+++ PROVIDED DATA +++

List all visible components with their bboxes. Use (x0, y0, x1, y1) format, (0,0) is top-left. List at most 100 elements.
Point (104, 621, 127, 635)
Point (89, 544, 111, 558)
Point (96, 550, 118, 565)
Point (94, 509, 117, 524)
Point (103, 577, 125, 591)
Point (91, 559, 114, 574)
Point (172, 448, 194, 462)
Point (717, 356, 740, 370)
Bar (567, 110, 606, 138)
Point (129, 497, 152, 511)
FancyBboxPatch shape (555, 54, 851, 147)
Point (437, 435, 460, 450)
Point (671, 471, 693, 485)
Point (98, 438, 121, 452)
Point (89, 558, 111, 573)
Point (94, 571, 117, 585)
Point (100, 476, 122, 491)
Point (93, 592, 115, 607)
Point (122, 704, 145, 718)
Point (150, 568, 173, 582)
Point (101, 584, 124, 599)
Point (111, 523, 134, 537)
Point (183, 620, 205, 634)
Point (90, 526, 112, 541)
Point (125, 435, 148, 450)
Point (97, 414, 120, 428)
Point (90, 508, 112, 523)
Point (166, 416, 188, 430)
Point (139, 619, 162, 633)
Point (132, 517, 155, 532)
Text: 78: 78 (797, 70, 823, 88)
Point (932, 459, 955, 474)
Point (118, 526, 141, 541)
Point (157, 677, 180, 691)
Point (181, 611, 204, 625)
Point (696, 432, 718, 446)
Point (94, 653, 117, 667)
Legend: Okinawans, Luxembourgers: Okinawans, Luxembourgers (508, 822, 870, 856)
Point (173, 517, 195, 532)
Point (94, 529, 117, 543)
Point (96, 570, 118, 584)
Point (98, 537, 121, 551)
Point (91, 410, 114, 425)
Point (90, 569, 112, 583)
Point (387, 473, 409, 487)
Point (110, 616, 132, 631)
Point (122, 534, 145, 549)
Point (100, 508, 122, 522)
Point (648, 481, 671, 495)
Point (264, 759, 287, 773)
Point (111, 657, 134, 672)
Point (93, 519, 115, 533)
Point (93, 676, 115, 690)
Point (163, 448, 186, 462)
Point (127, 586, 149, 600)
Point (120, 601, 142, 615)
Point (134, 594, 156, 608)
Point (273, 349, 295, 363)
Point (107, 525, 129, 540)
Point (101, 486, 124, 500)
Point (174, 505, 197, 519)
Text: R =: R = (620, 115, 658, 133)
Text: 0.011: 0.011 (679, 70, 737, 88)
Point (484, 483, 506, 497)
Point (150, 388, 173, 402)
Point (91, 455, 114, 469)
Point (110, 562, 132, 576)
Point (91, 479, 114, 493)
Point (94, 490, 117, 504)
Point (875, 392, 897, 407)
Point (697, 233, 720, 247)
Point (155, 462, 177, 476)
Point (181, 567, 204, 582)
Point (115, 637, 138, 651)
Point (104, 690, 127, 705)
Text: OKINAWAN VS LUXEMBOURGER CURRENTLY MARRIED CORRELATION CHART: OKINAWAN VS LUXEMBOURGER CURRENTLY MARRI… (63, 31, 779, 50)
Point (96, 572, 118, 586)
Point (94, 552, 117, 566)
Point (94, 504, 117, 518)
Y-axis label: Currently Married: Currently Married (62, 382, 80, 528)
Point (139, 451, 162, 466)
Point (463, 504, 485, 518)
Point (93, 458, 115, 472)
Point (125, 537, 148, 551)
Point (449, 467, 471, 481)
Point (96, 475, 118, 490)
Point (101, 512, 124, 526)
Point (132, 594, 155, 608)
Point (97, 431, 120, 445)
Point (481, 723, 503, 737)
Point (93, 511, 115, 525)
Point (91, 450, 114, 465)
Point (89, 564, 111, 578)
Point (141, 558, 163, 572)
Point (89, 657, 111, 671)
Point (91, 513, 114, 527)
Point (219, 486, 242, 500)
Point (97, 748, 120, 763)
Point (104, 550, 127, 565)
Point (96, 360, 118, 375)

+++
+++ PROVIDED DATA +++

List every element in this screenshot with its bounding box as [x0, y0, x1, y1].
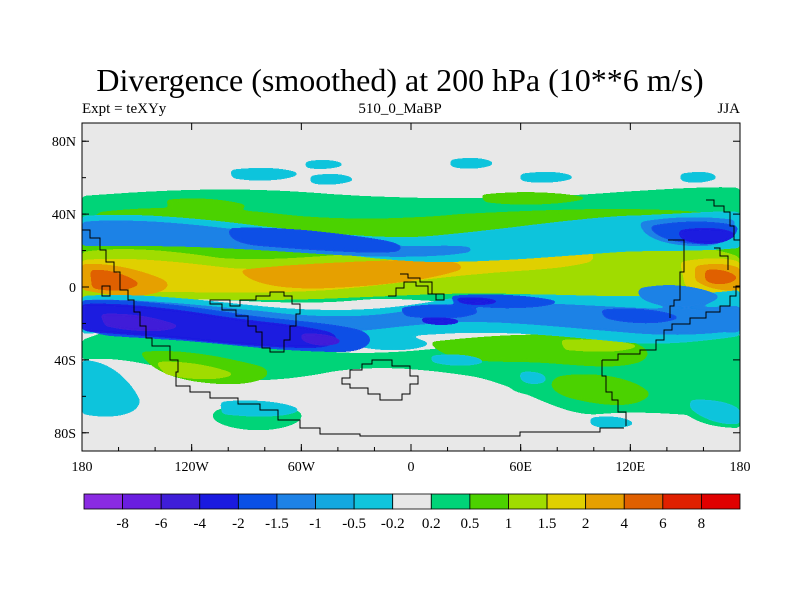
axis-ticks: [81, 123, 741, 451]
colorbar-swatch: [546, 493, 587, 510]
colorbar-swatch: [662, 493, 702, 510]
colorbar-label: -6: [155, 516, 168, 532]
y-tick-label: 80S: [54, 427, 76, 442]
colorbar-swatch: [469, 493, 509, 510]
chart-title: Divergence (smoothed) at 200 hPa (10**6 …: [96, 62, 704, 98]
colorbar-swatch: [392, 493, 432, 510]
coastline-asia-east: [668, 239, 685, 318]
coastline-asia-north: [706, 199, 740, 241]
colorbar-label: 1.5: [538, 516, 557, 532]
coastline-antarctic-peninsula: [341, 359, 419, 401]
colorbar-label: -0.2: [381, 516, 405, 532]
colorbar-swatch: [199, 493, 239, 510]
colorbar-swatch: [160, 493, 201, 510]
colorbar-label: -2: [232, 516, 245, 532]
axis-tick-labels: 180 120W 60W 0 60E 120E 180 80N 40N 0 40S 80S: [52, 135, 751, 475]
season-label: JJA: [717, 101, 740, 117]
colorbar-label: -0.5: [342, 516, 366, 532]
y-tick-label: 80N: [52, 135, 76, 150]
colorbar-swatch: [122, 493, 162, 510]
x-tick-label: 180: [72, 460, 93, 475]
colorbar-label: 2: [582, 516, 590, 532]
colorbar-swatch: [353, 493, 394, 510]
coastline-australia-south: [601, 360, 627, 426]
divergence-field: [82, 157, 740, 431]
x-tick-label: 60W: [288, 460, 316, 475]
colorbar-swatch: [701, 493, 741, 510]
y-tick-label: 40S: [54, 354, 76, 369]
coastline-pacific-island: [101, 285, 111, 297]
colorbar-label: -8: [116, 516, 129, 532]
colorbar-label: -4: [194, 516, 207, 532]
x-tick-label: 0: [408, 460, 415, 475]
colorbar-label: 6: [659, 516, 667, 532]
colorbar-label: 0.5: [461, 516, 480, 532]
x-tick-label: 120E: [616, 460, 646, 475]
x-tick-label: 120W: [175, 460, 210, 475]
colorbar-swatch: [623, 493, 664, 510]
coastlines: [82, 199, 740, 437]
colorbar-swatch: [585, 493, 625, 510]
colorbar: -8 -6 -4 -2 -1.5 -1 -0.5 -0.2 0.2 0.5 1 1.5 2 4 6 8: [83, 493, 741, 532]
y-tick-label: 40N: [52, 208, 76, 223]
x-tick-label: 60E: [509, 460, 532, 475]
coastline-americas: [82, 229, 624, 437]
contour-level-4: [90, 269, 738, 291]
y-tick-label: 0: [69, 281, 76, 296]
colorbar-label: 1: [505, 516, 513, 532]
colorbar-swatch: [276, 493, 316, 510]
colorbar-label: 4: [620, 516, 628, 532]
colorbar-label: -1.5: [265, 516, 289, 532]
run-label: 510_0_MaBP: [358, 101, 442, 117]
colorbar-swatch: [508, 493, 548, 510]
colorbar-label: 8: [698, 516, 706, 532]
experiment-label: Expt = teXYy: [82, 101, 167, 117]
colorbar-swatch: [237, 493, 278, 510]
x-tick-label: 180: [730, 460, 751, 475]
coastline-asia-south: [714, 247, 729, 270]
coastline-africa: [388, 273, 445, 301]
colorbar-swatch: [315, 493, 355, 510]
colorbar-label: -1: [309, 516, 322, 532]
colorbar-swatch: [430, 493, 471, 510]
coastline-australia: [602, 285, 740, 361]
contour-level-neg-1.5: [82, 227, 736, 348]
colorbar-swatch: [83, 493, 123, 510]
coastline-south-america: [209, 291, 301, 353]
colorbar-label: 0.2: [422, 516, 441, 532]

+++
+++ PROVIDED DATA +++

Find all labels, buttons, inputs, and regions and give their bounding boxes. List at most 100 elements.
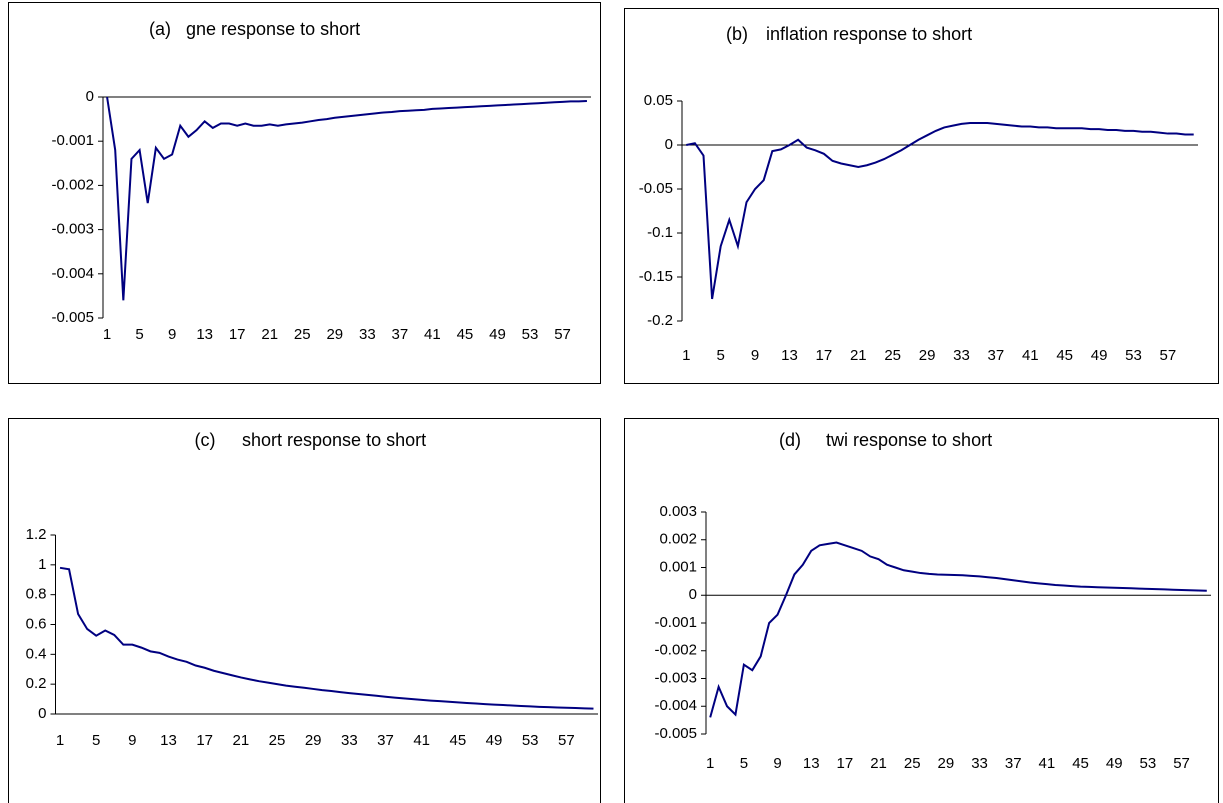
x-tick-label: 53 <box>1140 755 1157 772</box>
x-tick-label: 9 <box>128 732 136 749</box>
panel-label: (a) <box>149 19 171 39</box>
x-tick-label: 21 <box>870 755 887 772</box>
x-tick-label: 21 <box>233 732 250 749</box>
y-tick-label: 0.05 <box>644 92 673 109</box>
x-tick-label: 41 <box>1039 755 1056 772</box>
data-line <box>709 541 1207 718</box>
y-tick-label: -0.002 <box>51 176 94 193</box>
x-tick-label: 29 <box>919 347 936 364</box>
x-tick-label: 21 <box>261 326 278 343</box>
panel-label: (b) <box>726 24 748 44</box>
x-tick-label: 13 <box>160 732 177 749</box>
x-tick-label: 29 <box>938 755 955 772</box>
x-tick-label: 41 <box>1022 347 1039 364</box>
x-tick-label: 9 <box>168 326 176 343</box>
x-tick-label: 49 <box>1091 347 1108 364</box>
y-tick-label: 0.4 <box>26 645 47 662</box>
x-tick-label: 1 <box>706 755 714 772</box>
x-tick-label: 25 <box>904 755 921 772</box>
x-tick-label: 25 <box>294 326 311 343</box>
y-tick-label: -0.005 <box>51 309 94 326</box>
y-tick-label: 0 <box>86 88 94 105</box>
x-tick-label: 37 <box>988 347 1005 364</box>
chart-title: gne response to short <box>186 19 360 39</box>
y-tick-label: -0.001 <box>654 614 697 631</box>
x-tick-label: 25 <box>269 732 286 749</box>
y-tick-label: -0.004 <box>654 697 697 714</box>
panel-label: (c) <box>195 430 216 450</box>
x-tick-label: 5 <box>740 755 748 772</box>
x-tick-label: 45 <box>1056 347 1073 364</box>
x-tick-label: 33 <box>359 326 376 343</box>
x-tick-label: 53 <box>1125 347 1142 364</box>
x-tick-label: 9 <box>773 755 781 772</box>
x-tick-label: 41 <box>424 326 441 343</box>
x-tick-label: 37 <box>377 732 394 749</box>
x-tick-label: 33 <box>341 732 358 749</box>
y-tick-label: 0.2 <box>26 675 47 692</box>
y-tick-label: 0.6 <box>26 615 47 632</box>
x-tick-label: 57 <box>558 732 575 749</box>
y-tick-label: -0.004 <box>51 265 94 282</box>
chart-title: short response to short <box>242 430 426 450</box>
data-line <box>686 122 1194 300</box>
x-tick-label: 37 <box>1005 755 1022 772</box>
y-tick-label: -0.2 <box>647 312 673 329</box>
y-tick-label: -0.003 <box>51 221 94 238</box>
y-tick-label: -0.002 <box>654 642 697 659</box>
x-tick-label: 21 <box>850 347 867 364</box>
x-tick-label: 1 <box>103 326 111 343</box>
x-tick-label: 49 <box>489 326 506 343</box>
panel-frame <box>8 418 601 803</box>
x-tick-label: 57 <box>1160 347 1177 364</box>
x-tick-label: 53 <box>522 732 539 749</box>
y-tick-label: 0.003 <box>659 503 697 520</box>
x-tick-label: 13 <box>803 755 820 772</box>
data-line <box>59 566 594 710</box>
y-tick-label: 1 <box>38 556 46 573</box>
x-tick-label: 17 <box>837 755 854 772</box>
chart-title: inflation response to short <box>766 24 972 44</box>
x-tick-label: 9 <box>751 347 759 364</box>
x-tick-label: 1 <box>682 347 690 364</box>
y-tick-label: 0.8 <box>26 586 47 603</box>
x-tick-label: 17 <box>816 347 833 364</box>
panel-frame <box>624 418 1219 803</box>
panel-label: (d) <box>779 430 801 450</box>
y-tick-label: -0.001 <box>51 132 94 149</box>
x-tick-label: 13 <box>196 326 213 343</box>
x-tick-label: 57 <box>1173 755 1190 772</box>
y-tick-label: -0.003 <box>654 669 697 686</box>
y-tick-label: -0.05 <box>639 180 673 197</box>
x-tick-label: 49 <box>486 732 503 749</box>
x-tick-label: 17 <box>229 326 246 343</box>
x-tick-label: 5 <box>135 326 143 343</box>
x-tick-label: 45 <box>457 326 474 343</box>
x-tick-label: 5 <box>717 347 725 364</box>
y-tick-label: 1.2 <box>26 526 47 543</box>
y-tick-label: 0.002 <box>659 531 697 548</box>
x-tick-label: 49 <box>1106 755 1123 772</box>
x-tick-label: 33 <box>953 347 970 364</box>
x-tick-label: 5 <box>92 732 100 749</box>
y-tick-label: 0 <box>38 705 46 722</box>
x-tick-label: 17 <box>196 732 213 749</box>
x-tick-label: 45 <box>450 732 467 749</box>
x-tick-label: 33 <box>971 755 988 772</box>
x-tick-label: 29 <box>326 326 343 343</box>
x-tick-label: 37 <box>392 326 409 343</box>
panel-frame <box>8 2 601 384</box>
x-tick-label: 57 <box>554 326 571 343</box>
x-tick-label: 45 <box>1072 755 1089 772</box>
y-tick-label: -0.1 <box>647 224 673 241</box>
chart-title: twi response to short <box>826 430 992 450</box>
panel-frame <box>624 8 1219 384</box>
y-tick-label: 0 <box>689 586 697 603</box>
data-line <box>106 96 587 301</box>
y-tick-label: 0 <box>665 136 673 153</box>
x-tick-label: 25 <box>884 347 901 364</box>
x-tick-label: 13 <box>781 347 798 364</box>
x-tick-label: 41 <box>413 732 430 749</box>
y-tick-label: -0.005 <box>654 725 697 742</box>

+++

### TASK GOAL
Reproduce everything from "List all visible" down to "Point (172, 448, 194, 462)", substituting "bounding boxes" for "bboxes" and leaving the rest of the lines unchanged.

### SOLUTION TO THE EXERCISE
List all visible components with their bounding boxes. Use (x0, y0, x1, y1) format, (0,0) is top-left. List at most 100 elements.
Point (104, 621, 127, 635)
Point (89, 544, 111, 558)
Point (96, 550, 118, 565)
Point (94, 509, 117, 524)
Point (103, 577, 125, 591)
Point (91, 559, 114, 574)
Point (172, 448, 194, 462)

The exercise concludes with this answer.